→ PROBLEM DESCRIPTION: The records should be written out in full, with nothing altered.

[Records from a data source]

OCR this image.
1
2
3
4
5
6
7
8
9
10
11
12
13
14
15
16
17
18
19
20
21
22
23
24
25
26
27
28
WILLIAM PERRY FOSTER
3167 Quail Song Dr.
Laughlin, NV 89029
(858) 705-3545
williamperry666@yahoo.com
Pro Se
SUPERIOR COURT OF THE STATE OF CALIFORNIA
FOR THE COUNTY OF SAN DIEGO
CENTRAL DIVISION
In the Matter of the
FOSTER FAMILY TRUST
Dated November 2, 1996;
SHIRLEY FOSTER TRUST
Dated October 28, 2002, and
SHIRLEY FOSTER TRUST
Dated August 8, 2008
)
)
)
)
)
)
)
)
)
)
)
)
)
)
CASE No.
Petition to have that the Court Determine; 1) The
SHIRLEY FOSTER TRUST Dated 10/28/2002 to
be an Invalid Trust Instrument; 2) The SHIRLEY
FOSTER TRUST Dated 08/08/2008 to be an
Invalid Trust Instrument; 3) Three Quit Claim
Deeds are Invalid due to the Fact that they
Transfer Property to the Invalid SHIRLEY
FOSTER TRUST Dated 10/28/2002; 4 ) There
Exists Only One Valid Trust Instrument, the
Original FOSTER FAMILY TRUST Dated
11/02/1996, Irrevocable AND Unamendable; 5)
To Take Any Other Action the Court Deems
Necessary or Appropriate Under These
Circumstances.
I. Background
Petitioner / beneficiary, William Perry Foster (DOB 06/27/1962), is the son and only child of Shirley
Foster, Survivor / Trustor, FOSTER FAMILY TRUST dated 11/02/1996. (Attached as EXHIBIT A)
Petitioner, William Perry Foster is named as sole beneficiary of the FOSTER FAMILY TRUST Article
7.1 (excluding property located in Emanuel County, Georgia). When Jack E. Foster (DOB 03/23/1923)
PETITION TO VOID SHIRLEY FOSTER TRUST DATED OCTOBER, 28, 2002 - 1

→ ANSWER:
OCR this image.
1
2
3
4
5
6
7
8
9
10
11
12
13
14
15
16
17
18
19
20
21
22
23
24
25
26
27
28
WILLIAM PERRY FOSTER
3167 Quail Song Dr.
Laughlin, NV 89029
(858) 705-3545
williamperry666@yahoo.com
Pro Se
SUPERIOR COURT OF THE STATE OF CALIFORNIA
FOR THE COUNTY OF SAN DIEGO
CENTRAL DIVISION
In the Matter of the
FOSTER FAMILY TRUST
Dated November 2, 1996;
SHIRLEY FOSTER TRUST
Dated October 28, 2002, and
SHIRLEY FOSTER TRUST
Dated August 8, 2008
)
)
)
)
)
)
)
)
)
)
)
)
)
)
CASE No.
Petition to have that the Court Determine; 1) The
SHIRLEY FOSTER TRUST Dated 10/28/2002 to
be an Invalid Trust Instrument; 2) The SHIRLEY
FOSTER TRUST Dated 08/08/2008 to be an
Invalid Trust Instrument; 3) Three Quit Claim
Deeds are Invalid due to the Fact that they
Transfer Property to the Invalid SHIRLEY
FOSTER TRUST Dated 10/28/2002; 4 ) There
Exists Only One Valid Trust Instrument, the
Original FOSTER FAMILY TRUST Dated
11/02/1996, Irrevocable AND Unamendable; 5)
To Take Any Other Action the Court Deems
Necessary or Appropriate Under These
Circumstances.
I. Background
Petitioner / beneficiary, William Perry Foster (DOB 06/27/1962), is the son and only child of Shirley
Foster, Survivor / Trustor, FOSTER FAMILY TRUST dated 11/02/1996. (Attached as EXHIBIT A)
Petitioner, William Perry Foster is named as sole beneficiary of the FOSTER FAMILY TRUST Article
7.1 (excluding property located in Emanuel County, Georgia). When Jack E. Foster (DOB 03/23/1923)
PETITION TO VOID SHIRLEY FOSTER TRUST DATED OCTOBER, 28, 2002 - 1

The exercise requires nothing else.